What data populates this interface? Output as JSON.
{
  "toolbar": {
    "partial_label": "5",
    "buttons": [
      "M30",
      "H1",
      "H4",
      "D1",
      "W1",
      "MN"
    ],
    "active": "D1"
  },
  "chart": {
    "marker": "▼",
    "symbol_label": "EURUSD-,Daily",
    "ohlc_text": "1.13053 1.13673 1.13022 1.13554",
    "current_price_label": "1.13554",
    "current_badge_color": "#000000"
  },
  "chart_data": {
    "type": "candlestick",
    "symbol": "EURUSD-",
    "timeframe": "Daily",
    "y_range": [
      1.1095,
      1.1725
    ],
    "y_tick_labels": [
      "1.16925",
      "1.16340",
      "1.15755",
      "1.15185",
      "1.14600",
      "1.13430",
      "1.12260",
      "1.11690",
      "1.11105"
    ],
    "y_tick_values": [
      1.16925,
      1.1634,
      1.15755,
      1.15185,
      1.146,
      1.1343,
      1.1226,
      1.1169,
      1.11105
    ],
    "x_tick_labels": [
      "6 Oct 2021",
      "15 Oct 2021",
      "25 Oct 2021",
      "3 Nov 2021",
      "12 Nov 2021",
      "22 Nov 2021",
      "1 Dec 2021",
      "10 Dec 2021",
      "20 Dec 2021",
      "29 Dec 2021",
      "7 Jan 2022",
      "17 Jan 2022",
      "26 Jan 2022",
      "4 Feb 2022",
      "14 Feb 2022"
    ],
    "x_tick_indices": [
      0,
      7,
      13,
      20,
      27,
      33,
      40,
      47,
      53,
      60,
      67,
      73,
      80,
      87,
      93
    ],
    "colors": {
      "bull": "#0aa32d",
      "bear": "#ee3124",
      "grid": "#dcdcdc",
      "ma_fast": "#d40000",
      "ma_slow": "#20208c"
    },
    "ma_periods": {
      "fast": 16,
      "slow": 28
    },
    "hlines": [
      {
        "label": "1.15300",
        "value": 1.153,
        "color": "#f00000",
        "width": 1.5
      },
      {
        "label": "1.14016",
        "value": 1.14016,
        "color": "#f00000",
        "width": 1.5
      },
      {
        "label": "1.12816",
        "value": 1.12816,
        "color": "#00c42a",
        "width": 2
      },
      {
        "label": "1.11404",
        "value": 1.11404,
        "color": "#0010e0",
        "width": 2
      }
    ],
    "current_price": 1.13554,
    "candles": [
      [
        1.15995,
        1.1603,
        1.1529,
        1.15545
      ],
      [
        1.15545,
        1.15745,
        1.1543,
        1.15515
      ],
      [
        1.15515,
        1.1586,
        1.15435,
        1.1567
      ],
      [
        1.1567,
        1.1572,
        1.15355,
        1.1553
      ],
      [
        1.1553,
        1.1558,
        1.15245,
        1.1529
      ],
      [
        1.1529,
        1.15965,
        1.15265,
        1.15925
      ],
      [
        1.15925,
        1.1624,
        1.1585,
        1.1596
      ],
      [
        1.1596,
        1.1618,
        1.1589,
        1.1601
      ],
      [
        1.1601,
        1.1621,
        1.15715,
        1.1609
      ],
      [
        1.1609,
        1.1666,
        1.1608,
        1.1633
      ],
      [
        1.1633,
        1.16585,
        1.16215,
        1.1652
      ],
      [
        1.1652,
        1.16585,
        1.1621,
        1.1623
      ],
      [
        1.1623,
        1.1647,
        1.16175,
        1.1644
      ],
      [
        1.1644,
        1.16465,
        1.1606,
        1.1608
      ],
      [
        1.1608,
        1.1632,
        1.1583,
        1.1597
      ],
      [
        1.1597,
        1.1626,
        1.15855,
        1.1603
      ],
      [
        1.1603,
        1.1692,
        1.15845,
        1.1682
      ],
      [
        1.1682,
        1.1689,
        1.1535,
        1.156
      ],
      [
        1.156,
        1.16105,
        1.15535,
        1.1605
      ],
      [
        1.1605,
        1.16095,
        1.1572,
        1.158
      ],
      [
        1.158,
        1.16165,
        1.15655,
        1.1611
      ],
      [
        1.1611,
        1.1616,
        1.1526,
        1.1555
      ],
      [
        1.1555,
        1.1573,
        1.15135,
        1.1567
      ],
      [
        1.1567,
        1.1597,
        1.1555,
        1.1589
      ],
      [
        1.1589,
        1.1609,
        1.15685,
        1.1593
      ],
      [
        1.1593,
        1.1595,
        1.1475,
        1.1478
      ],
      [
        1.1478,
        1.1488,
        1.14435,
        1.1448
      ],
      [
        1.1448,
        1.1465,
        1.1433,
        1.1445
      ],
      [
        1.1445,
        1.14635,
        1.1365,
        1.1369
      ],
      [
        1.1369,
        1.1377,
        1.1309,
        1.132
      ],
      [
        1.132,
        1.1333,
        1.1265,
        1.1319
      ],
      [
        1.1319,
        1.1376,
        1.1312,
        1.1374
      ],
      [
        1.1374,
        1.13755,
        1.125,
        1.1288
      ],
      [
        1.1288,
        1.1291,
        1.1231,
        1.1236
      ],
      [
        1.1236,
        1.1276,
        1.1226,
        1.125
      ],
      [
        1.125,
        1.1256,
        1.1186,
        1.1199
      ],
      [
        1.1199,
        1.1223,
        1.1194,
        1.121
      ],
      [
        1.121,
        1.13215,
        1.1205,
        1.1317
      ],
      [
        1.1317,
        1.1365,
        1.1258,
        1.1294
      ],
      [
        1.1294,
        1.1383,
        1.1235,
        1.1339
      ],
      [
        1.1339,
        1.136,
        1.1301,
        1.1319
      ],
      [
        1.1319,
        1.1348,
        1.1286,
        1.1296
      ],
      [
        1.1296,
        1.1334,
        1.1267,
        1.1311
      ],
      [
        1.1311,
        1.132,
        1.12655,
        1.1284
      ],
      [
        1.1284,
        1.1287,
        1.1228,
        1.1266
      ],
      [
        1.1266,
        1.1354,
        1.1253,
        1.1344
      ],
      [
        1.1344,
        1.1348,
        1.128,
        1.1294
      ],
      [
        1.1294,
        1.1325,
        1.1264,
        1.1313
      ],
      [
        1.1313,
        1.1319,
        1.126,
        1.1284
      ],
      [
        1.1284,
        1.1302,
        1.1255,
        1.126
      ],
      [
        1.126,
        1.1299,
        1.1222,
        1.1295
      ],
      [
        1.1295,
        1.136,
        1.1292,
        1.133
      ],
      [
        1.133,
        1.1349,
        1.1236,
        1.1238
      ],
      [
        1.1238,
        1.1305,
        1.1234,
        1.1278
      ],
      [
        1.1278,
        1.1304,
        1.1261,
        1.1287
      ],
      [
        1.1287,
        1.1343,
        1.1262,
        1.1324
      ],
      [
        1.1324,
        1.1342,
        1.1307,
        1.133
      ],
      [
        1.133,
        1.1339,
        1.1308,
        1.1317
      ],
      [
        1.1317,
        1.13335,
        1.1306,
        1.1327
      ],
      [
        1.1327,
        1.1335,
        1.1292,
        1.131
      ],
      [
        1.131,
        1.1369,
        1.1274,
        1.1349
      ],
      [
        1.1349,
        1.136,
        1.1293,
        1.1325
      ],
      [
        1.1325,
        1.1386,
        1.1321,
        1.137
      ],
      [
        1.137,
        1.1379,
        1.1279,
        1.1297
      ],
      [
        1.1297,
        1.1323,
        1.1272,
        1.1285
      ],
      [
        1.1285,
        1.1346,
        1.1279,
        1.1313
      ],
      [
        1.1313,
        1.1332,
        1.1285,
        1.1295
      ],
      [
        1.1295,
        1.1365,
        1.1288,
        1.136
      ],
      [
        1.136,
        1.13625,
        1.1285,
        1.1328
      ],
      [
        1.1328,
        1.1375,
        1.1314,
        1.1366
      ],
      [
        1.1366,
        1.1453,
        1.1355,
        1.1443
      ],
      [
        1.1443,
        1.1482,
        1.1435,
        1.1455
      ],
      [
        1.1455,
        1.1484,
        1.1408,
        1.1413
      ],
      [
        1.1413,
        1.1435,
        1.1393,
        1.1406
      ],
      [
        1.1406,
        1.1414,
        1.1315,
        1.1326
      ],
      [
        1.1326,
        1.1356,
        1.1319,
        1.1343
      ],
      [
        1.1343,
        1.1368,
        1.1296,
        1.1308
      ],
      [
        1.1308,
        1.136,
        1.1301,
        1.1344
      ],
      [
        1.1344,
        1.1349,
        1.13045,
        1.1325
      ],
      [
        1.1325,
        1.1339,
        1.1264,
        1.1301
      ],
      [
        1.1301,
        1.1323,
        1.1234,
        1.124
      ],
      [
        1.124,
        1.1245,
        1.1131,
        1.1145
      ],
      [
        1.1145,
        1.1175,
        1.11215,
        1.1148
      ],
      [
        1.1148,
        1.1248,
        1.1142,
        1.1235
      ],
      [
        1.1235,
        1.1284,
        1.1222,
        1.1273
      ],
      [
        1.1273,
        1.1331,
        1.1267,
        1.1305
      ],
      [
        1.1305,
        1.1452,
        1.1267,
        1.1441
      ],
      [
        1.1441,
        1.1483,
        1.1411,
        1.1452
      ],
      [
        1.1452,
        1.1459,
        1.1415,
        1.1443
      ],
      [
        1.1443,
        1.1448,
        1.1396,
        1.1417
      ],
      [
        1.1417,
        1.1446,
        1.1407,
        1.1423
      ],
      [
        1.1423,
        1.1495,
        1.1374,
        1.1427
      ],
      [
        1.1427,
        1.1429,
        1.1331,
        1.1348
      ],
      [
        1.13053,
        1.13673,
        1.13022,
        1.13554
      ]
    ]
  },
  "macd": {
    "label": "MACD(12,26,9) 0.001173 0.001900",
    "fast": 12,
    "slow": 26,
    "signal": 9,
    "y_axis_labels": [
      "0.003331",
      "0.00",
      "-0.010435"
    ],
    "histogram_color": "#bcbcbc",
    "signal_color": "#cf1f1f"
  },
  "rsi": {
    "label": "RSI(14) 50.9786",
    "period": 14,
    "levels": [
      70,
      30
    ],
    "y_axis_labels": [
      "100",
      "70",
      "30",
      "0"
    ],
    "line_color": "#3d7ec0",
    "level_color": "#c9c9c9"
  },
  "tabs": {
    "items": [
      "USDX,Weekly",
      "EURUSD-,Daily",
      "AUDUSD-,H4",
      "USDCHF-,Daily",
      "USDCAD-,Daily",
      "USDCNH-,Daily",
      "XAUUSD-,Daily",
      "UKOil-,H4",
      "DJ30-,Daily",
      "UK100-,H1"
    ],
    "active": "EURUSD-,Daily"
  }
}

════════════════

Your objective: Copy every line of the records above that holds the word "EURUSD".

Exercise response:
    "symbol_label": "EURUSD-,Daily",
    "symbol": "EURUSD-",
      "EURUSD-,Daily",
    "active": "EURUSD-,Daily"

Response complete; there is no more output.